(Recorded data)
__________________________________________________

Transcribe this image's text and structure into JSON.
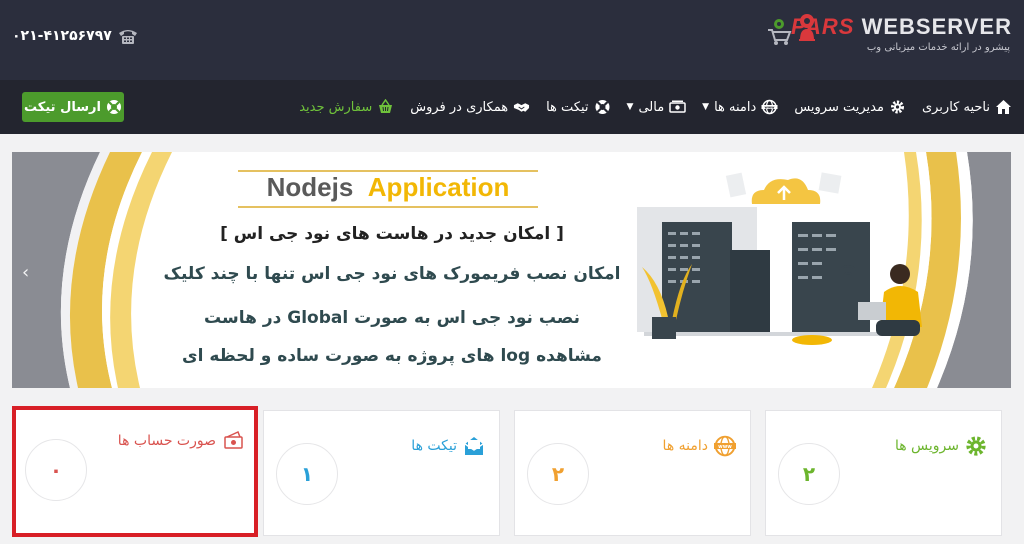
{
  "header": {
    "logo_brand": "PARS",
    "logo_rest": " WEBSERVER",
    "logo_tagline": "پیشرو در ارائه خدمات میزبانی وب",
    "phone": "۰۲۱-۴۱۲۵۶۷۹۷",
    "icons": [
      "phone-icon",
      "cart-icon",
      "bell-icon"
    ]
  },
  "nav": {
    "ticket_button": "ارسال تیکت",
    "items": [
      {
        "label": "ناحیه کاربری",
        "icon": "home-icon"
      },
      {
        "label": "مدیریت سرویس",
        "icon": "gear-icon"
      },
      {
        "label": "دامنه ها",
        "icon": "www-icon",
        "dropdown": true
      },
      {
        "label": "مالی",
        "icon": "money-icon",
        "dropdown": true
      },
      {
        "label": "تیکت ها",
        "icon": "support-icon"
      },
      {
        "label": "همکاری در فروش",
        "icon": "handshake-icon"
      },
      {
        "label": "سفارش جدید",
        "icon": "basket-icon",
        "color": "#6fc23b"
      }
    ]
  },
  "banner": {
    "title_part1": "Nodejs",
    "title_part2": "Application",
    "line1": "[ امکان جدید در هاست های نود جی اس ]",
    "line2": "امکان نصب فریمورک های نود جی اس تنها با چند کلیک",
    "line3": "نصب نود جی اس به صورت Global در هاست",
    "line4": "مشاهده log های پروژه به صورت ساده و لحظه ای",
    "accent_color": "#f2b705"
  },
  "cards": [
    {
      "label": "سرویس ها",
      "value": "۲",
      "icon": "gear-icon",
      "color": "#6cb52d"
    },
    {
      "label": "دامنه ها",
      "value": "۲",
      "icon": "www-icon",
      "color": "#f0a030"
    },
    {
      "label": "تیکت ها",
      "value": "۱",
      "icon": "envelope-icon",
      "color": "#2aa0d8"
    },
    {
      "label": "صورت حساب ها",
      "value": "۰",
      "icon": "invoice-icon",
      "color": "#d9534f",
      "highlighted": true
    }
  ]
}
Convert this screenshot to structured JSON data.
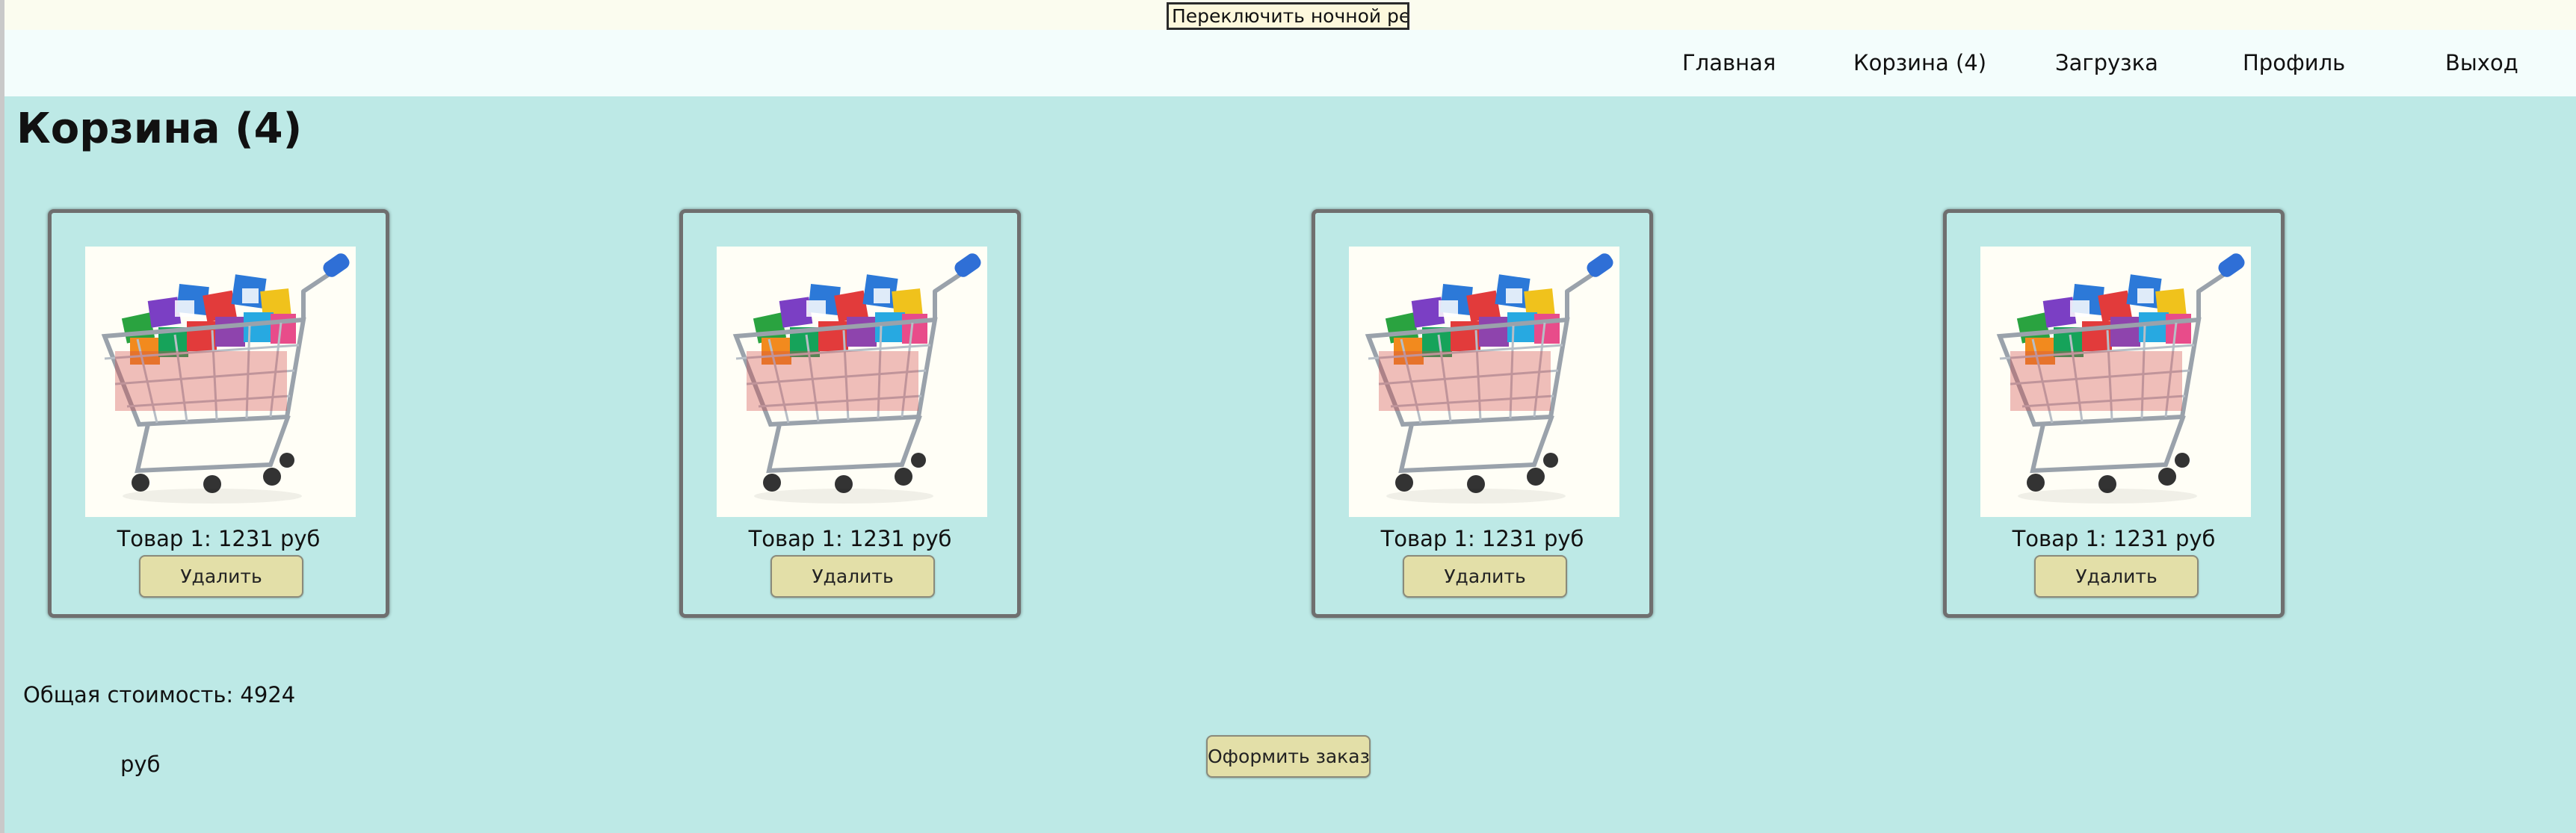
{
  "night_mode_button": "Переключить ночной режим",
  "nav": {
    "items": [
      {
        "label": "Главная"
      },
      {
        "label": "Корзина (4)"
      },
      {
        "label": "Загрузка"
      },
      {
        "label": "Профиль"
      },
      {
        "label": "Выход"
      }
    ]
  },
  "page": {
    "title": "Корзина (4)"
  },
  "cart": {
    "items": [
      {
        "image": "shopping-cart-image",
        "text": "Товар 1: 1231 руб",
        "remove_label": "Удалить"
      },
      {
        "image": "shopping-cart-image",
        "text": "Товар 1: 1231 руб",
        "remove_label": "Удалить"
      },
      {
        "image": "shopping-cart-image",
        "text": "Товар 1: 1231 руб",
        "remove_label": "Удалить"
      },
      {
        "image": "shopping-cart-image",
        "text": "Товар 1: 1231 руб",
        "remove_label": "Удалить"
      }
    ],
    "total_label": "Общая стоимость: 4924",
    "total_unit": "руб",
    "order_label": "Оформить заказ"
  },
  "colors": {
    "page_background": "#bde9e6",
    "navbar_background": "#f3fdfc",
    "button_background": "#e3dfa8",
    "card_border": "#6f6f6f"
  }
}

__________________________________________________

- What this task involves: Repeat each entry exactly as given; no pictures belong in the copy.

- Reply:
Transcribe this image's text and structure into JSON.
{
  "header": {
    "logo_brand": "PARS",
    "logo_rest": " WEBSERVER",
    "logo_tagline": "پیشرو در ارائه خدمات میزبانی وب",
    "phone": "۰۲۱-۴۱۲۵۶۷۹۷",
    "icons": [
      "phone-icon",
      "cart-icon",
      "bell-icon"
    ]
  },
  "nav": {
    "ticket_button": "ارسال تیکت",
    "items": [
      {
        "label": "ناحیه کاربری",
        "icon": "home-icon"
      },
      {
        "label": "مدیریت سرویس",
        "icon": "gear-icon"
      },
      {
        "label": "دامنه ها",
        "icon": "www-icon",
        "dropdown": true
      },
      {
        "label": "مالی",
        "icon": "money-icon",
        "dropdown": true
      },
      {
        "label": "تیکت ها",
        "icon": "support-icon"
      },
      {
        "label": "همکاری در فروش",
        "icon": "handshake-icon"
      },
      {
        "label": "سفارش جدید",
        "icon": "basket-icon",
        "color": "#6fc23b"
      }
    ]
  },
  "banner": {
    "title_part1": "Nodejs",
    "title_part2": "Application",
    "line1": "[ امکان جدید در هاست های نود جی اس ]",
    "line2": "امکان نصب فریمورک های نود جی اس تنها با چند کلیک",
    "line3": "نصب نود جی اس به صورت Global در هاست",
    "line4": "مشاهده log های پروژه به صورت ساده و لحظه ای",
    "accent_color": "#f2b705"
  },
  "cards": [
    {
      "label": "سرویس ها",
      "value": "۲",
      "icon": "gear-icon",
      "color": "#6cb52d"
    },
    {
      "label": "دامنه ها",
      "value": "۲",
      "icon": "www-icon",
      "color": "#f0a030"
    },
    {
      "label": "تیکت ها",
      "value": "۱",
      "icon": "envelope-icon",
      "color": "#2aa0d8"
    },
    {
      "label": "صورت حساب ها",
      "value": "۰",
      "icon": "invoice-icon",
      "color": "#d9534f",
      "highlighted": true
    }
  ]
}
Convert this screenshot to structured JSON data.
{
  "night_mode_button": "Переключить ночной режим",
  "nav": {
    "items": [
      {
        "label": "Главная"
      },
      {
        "label": "Корзина (4)"
      },
      {
        "label": "Загрузка"
      },
      {
        "label": "Профиль"
      },
      {
        "label": "Выход"
      }
    ]
  },
  "page": {
    "title": "Корзина (4)"
  },
  "cart": {
    "items": [
      {
        "image": "shopping-cart-image",
        "text": "Товар 1: 1231 руб",
        "remove_label": "Удалить"
      },
      {
        "image": "shopping-cart-image",
        "text": "Товар 1: 1231 руб",
        "remove_label": "Удалить"
      },
      {
        "image": "shopping-cart-image",
        "text": "Товар 1: 1231 руб",
        "remove_label": "Удалить"
      },
      {
        "image": "shopping-cart-image",
        "text": "Товар 1: 1231 руб",
        "remove_label": "Удалить"
      }
    ],
    "total_label": "Общая стоимость: 4924",
    "total_unit": "руб",
    "order_label": "Оформить заказ"
  },
  "colors": {
    "page_background": "#bde9e6",
    "navbar_background": "#f3fdfc",
    "button_background": "#e3dfa8",
    "card_border": "#6f6f6f"
  }
}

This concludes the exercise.